## [GIVEN DATA]

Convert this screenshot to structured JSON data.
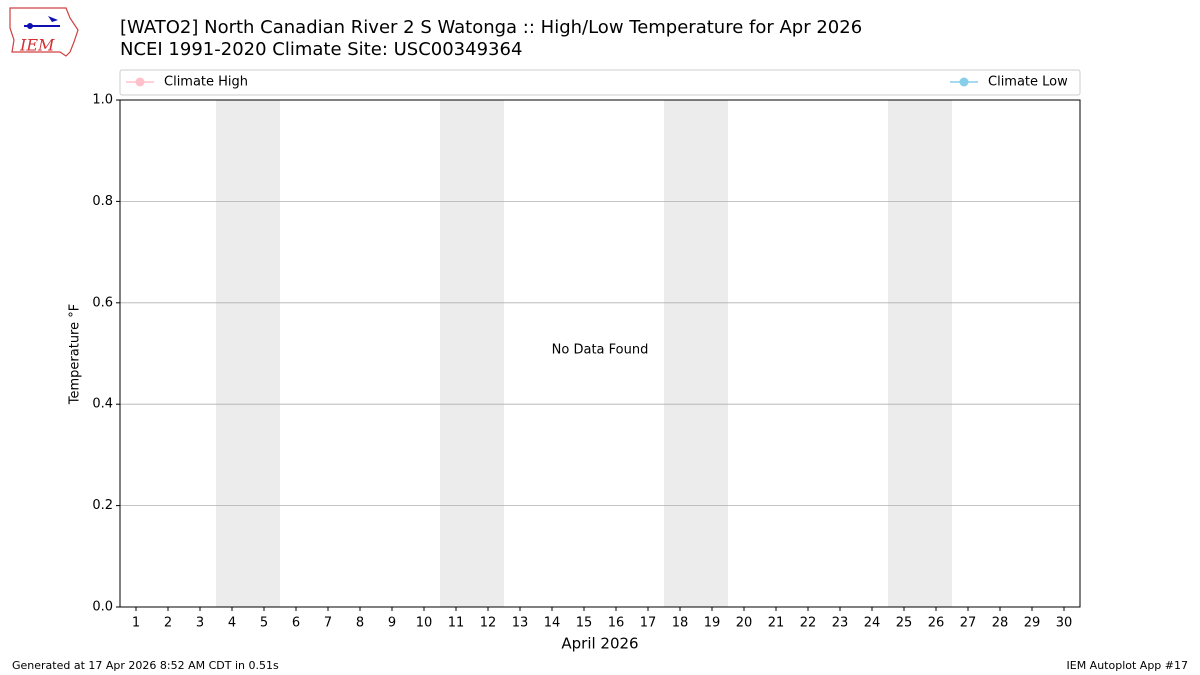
{
  "logo_text": "IEM",
  "chart_data": {
    "type": "line",
    "title": "[WATO2] North Canadian River 2 S Watonga :: High/Low Temperature for Apr 2026",
    "subtitle": "NCEI 1991-2020 Climate Site: USC00349364",
    "xlabel": "April 2026",
    "ylabel": "Temperature °F",
    "annotation": "No Data Found",
    "x": [],
    "series": [
      {
        "name": "Climate High",
        "color": "#ffc0cb",
        "values": []
      },
      {
        "name": "Climate Low",
        "color": "#87ceeb",
        "values": []
      }
    ],
    "xlim": [
      0.5,
      30.5
    ],
    "xticks": [
      1,
      2,
      3,
      4,
      5,
      6,
      7,
      8,
      9,
      10,
      11,
      12,
      13,
      14,
      15,
      16,
      17,
      18,
      19,
      20,
      21,
      22,
      23,
      24,
      25,
      26,
      27,
      28,
      29,
      30
    ],
    "ylim": [
      0,
      1
    ],
    "yticks": [
      {
        "value": 0,
        "label": "0.0"
      },
      0.2,
      0.4,
      0.6,
      0.8,
      {
        "value": 1,
        "label": "1.0"
      }
    ],
    "grid": true,
    "shaded_spans": [
      [
        3.5,
        5.5
      ],
      [
        10.5,
        12.5
      ],
      [
        17.5,
        19.5
      ],
      [
        24.5,
        26.5
      ]
    ],
    "shade_color": "#ececec"
  },
  "footer": {
    "left": "Generated at 17 Apr 2026 8:52 AM CDT in 0.51s",
    "right": "IEM Autoplot App #17"
  }
}
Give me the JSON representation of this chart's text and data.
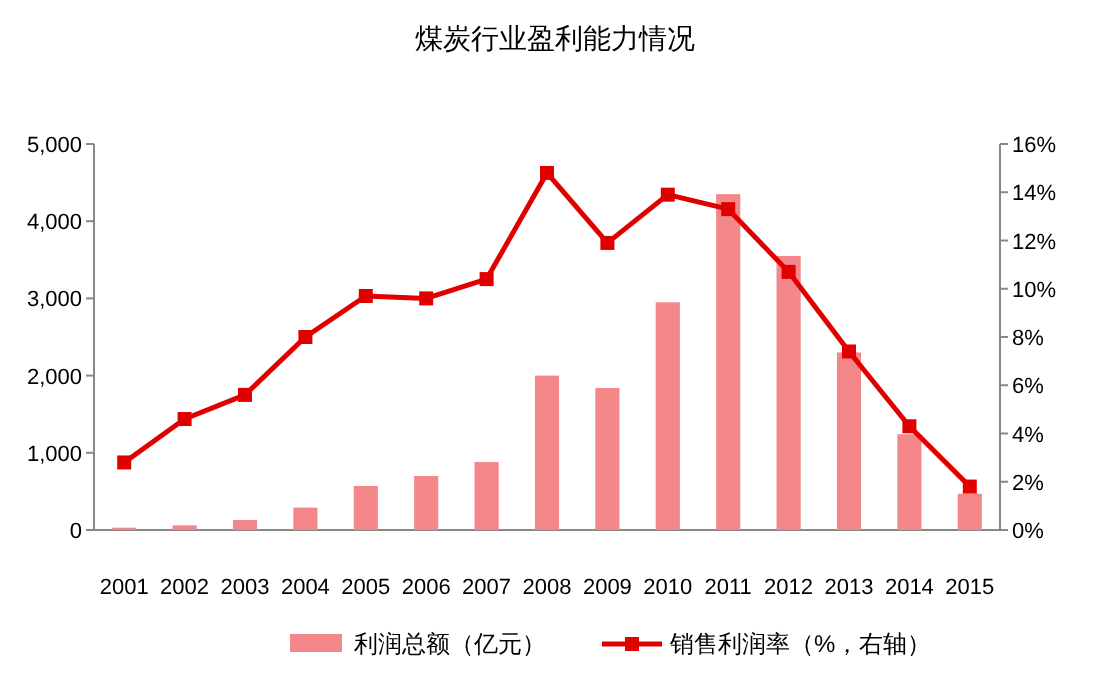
{
  "chart_data": {
    "type": "bar",
    "title": "煤炭行业盈利能力情况",
    "categories": [
      "2001",
      "2002",
      "2003",
      "2004",
      "2005",
      "2006",
      "2007",
      "2008",
      "2009",
      "2010",
      "2011",
      "2012",
      "2013",
      "2014",
      "2015"
    ],
    "series": [
      {
        "name": "利润总额（亿元）",
        "color": "#f4878a",
        "values": [
          30,
          60,
          130,
          290,
          570,
          700,
          880,
          2000,
          1840,
          2950,
          4350,
          3550,
          2300,
          1240,
          470
        ]
      },
      {
        "name": "销售利润率（%，右轴）",
        "type": "line",
        "axis": "y2",
        "color": "#e00000",
        "values": [
          2.8,
          4.6,
          5.6,
          8.0,
          9.7,
          9.6,
          10.4,
          14.8,
          11.9,
          13.9,
          13.3,
          10.7,
          7.4,
          4.3,
          1.8
        ]
      }
    ],
    "ylim": [
      0,
      5000
    ],
    "yticks": [
      {
        "value": 0,
        "label": "0"
      },
      {
        "value": 1000,
        "label": "1,000"
      },
      {
        "value": 2000,
        "label": "2,000"
      },
      {
        "value": 3000,
        "label": "3,000"
      },
      {
        "value": 4000,
        "label": "4,000"
      },
      {
        "value": 5000,
        "label": "5,000"
      }
    ],
    "y2lim": [
      0,
      16
    ],
    "y2ticks": [
      {
        "value": 0,
        "label": "0%"
      },
      {
        "value": 2,
        "label": "2%"
      },
      {
        "value": 4,
        "label": "4%"
      },
      {
        "value": 6,
        "label": "6%"
      },
      {
        "value": 8,
        "label": "8%"
      },
      {
        "value": 10,
        "label": "10%"
      },
      {
        "value": 12,
        "label": "12%"
      },
      {
        "value": 14,
        "label": "14%"
      },
      {
        "value": 16,
        "label": "16%"
      }
    ],
    "legend": "bottom",
    "grid": false,
    "marker": "square",
    "line_style": "solid"
  }
}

## [EXERCISE DETAILS]
Look over the material above and show each line where "Temperature" appears.

## [THE ANSWER]
    "title": "[WATO2] North Canadian River 2 S Watonga :: High/Low Temperature for Apr 2026",
    "ylabel": "Temperature °F",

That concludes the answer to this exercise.